What to work on
Quote the listing below in full and exactly as written, but omit every picture.

Dataset items
----

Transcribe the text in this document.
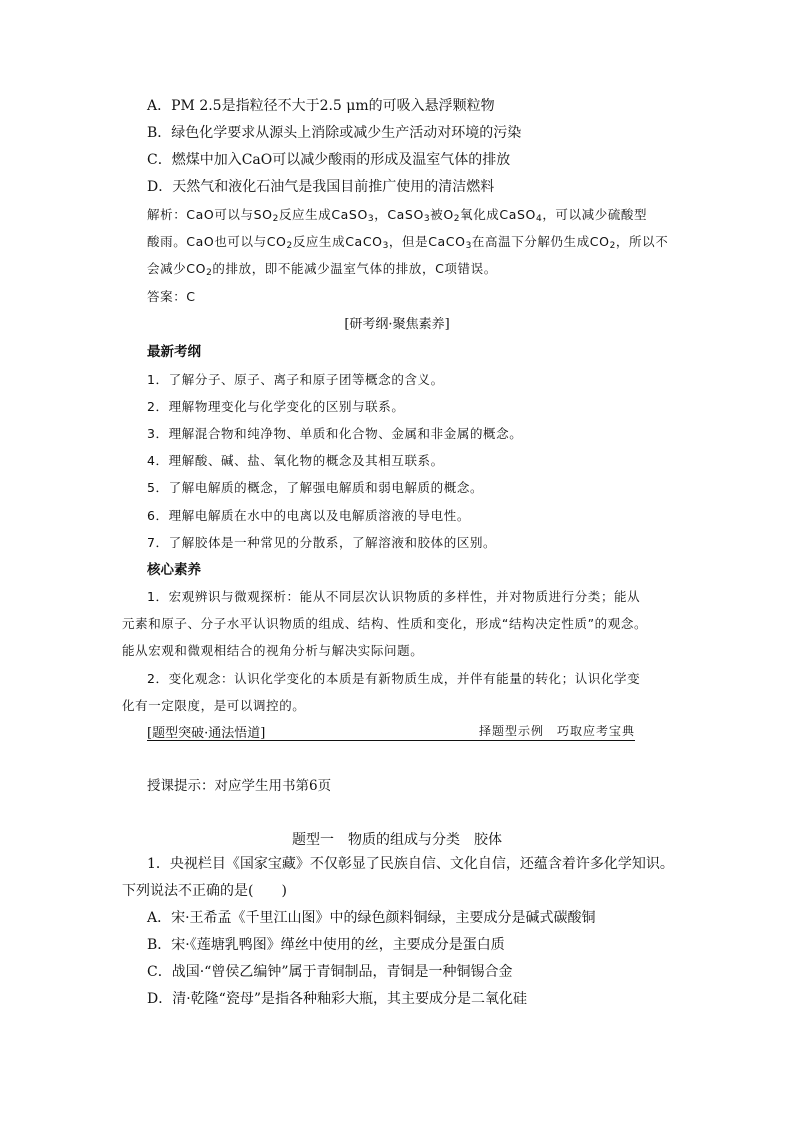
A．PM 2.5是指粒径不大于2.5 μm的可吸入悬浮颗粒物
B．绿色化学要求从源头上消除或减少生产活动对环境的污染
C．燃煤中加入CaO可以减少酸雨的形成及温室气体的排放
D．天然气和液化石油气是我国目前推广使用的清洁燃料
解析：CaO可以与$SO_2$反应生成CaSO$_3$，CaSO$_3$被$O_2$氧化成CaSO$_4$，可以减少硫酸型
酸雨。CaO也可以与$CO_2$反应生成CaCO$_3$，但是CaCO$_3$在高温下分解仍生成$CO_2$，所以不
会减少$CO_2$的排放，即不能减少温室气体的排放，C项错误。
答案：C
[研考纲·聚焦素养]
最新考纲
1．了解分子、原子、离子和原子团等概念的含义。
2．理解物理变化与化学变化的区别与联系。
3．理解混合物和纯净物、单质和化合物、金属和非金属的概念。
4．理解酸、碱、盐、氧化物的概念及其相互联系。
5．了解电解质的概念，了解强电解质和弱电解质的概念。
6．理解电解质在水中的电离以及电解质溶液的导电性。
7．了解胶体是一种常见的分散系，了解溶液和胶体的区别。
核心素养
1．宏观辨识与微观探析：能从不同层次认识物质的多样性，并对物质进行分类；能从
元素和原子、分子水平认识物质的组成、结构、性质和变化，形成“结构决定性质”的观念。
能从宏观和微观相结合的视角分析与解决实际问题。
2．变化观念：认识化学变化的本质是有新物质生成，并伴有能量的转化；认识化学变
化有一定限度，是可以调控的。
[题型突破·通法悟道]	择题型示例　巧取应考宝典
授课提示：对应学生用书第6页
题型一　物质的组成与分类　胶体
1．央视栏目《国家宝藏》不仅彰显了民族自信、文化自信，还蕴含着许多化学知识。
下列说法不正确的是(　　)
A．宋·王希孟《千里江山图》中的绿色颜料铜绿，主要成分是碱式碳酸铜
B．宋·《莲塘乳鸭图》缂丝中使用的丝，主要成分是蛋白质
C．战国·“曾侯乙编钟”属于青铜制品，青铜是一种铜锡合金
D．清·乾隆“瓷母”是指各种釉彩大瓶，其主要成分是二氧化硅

----

The answer
Transcribe the text in this document.
A．PM 2.5是指粒径不大于2.5 μm的可吸入悬浮颗粒物
B．绿色化学要求从源头上消除或减少生产活动对环境的污染
C．燃煤中加入CaO可以减少酸雨的形成及温室气体的排放
D．天然气和液化石油气是我国目前推广使用的清洁燃料
解析：CaO可以与$SO_2$反应生成CaSO$_3$，CaSO$_3$被$O_2$氧化成CaSO$_4$，可以减少硫酸型
酸雨。CaO也可以与$CO_2$反应生成CaCO$_3$，但是CaCO$_3$在高温下分解仍生成$CO_2$，所以不
会减少$CO_2$的排放，即不能减少温室气体的排放，C项错误。
答案：C
[研考纲·聚焦素养]
最新考纲
1．了解分子、原子、离子和原子团等概念的含义。
2．理解物理变化与化学变化的区别与联系。
3．理解混合物和纯净物、单质和化合物、金属和非金属的概念。
4．理解酸、碱、盐、氧化物的概念及其相互联系。
5．了解电解质的概念，了解强电解质和弱电解质的概念。
6．理解电解质在水中的电离以及电解质溶液的导电性。
7．了解胶体是一种常见的分散系，了解溶液和胶体的区别。
核心素养
1．宏观辨识与微观探析：能从不同层次认识物质的多样性，并对物质进行分类；能从
元素和原子、分子水平认识物质的组成、结构、性质和变化，形成“结构决定性质”的观念。
能从宏观和微观相结合的视角分析与解决实际问题。
2．变化观念：认识化学变化的本质是有新物质生成，并伴有能量的转化；认识化学变
化有一定限度，是可以调控的。
[题型突破·通法悟道]	择题型示例　巧取应考宝典
授课提示：对应学生用书第6页
题型一　物质的组成与分类　胶体
1．央视栏目《国家宝藏》不仅彰显了民族自信、文化自信，还蕴含着许多化学知识。
下列说法不正确的是(　　)
A．宋·王希孟《千里江山图》中的绿色颜料铜绿，主要成分是碱式碳酸铜
B．宋·《莲塘乳鸭图》缂丝中使用的丝，主要成分是蛋白质
C．战国·“曾侯乙编钟”属于青铜制品，青铜是一种铜锡合金
D．清·乾隆“瓷母”是指各种釉彩大瓶，其主要成分是二氧化硅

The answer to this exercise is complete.